→ Work to be completed
Lay out the rows from the very first line through the line containing "y-tick-label: City Centre", including that line, as a JSON list of strings with one string per line. Omit any blank lines.

Stored records:
◇ ◇ ◇ ◇ ◇

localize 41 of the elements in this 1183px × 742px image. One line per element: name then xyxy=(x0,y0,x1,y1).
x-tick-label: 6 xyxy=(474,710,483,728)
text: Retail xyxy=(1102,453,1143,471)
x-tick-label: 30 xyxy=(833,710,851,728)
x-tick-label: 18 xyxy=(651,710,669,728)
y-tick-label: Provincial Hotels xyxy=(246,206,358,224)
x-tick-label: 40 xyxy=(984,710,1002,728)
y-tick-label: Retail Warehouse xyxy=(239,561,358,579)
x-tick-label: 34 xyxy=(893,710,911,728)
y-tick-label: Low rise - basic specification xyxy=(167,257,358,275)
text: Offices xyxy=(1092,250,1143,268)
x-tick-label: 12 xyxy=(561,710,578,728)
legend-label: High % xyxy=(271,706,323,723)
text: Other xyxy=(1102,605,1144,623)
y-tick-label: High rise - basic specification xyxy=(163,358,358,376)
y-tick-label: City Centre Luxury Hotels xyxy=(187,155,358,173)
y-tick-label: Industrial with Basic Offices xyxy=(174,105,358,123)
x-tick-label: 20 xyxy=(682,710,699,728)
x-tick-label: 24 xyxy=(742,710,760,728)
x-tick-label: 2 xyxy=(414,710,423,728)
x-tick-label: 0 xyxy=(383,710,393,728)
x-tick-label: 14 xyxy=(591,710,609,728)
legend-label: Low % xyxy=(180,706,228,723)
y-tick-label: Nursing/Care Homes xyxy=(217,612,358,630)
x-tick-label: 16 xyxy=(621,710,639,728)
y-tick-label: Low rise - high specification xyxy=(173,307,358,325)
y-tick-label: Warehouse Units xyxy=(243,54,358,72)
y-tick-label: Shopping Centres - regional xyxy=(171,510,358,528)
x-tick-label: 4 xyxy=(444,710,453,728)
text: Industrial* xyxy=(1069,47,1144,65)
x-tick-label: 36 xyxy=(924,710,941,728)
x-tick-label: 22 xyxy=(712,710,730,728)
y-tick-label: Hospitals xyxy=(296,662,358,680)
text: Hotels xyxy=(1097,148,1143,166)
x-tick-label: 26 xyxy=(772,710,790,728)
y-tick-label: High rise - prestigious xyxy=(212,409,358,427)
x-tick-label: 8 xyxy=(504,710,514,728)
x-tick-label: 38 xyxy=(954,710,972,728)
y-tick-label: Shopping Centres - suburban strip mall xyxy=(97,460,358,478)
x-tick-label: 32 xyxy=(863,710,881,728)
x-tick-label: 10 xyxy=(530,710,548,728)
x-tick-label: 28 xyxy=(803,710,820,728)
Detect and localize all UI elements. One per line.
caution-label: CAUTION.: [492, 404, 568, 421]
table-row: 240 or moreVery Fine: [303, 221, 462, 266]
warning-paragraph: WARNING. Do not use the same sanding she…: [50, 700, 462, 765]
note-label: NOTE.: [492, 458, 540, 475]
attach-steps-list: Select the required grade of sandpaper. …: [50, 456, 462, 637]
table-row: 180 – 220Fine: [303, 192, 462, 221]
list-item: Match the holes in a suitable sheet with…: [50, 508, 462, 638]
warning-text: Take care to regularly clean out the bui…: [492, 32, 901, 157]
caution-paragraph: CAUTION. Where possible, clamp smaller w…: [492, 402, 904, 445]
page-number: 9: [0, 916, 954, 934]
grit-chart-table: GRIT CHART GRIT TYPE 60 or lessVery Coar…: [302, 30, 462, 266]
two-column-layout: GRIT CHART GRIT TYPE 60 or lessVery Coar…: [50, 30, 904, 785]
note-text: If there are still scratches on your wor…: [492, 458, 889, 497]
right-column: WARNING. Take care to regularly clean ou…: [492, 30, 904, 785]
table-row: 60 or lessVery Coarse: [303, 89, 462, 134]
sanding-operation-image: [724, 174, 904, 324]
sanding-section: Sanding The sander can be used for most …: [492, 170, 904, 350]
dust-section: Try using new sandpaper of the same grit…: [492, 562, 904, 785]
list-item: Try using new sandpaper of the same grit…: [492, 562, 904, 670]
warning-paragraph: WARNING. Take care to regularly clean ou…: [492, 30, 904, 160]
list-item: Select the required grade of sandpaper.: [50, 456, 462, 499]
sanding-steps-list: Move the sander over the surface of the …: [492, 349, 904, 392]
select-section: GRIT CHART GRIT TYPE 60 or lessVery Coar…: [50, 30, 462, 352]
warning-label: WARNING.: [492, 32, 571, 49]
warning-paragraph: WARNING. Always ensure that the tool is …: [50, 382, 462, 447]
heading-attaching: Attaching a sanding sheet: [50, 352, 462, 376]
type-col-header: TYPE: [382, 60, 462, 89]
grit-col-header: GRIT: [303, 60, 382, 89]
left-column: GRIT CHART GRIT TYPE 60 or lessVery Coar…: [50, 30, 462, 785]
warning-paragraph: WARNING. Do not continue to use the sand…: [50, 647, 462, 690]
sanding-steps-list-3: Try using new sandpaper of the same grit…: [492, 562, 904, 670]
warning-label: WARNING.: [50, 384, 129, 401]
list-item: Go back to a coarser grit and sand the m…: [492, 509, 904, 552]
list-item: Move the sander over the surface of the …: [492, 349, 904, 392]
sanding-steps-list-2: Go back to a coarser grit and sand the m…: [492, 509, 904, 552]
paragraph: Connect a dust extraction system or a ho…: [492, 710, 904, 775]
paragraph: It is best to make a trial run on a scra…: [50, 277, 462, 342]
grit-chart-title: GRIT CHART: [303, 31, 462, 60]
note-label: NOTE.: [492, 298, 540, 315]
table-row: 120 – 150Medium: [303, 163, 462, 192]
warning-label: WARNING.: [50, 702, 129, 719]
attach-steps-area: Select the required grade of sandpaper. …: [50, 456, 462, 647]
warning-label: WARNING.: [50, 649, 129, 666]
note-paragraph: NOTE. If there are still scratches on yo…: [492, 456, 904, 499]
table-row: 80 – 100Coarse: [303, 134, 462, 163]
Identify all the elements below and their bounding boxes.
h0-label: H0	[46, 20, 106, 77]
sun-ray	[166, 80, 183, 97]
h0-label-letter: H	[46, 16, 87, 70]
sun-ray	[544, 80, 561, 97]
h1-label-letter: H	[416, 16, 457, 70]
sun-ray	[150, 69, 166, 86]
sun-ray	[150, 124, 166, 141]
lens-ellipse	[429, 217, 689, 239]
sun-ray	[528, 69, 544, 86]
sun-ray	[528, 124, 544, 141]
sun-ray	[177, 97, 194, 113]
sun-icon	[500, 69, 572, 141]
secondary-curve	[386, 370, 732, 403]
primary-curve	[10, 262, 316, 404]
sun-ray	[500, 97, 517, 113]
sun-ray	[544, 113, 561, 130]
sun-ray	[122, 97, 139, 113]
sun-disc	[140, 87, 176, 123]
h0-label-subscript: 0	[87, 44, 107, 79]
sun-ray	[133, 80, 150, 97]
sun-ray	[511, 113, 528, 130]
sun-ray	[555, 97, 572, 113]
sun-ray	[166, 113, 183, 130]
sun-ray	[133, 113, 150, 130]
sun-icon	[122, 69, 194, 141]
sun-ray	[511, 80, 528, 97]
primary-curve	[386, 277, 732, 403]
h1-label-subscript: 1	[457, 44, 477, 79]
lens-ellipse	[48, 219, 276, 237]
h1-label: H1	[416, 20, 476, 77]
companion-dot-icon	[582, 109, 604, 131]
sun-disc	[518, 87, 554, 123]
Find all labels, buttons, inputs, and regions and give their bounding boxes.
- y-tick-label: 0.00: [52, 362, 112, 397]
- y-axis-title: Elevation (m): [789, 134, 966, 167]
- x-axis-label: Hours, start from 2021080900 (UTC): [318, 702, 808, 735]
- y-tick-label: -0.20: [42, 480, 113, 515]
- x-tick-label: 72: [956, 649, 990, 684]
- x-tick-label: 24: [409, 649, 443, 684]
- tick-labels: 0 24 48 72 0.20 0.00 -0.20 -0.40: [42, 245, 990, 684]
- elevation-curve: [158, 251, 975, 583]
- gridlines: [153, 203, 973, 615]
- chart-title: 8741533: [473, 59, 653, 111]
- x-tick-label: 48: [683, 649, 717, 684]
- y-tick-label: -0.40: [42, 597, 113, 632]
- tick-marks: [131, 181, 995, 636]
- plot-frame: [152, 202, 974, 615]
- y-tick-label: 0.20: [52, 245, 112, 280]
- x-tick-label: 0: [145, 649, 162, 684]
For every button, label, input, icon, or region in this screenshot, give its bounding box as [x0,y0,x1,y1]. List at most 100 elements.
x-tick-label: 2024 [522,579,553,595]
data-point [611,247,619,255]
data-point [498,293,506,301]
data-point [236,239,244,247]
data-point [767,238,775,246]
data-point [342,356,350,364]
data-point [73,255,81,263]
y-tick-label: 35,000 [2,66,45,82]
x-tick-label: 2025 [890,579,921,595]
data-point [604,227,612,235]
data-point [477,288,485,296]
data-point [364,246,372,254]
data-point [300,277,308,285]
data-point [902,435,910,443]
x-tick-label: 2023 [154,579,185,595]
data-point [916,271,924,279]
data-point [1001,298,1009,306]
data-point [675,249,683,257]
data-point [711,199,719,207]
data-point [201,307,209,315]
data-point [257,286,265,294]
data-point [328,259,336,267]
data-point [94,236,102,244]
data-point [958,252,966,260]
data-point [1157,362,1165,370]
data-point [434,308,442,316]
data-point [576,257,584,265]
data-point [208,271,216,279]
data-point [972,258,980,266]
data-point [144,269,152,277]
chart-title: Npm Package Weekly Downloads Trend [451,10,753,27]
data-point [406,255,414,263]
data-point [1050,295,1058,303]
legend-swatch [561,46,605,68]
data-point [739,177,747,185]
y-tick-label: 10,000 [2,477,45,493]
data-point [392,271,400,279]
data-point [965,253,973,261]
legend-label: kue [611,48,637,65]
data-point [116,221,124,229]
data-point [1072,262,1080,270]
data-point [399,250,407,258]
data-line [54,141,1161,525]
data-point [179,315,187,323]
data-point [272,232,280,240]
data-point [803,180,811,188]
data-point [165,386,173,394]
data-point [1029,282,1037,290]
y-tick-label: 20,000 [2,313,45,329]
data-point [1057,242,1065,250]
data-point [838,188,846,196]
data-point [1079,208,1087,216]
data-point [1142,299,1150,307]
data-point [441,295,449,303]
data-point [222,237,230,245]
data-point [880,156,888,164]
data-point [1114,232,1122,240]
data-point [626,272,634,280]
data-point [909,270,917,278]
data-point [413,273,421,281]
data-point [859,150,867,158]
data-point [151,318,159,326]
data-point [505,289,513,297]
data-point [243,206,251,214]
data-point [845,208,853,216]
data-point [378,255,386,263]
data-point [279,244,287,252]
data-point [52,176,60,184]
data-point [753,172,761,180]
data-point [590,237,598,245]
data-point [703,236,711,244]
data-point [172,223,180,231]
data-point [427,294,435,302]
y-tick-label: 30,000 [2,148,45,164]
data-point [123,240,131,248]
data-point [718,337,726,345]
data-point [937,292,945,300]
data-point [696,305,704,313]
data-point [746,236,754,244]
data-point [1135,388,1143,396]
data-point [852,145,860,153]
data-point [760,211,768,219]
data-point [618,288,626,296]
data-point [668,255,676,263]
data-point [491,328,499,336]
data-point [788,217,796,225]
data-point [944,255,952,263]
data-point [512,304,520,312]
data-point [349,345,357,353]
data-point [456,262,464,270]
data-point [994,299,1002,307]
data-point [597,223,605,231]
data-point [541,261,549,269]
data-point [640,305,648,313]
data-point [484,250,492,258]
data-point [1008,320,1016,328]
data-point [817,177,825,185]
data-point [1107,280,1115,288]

◇ ◇ ◇ ◇ ◇

→ Solution
[
  "localize 41 of the elements in this 1183px × 742px image. One line per element: name then xyxy=(x0,y0,x1,y1).",
  "x-tick-label: 6 xyxy=(474,710,483,728)",
  "text: Retail xyxy=(1102,453,1143,471)",
  "x-tick-label: 30 xyxy=(833,710,851,728)",
  "x-tick-label: 18 xyxy=(651,710,669,728)",
  "y-tick-label: Provincial Hotels xyxy=(246,206,358,224)",
  "x-tick-label: 40 xyxy=(984,710,1002,728)",
  "y-tick-label: Retail Warehouse xyxy=(239,561,358,579)",
  "x-tick-label: 34 xyxy=(893,710,911,728)",
  "y-tick-label: Low rise - basic specification xyxy=(167,257,358,275)",
  "text: Offices xyxy=(1092,250,1143,268)",
  "x-tick-label: 12 xyxy=(561,710,578,728)",
  "legend-label: High % xyxy=(271,706,323,723)",
  "text: Other xyxy=(1102,605,1144,623)",
  "y-tick-label: High rise - basic specification xyxy=(163,358,358,376)",
  "y-tick-label: City Centre Luxury Hotels xyxy=(187,155,358,173)"
]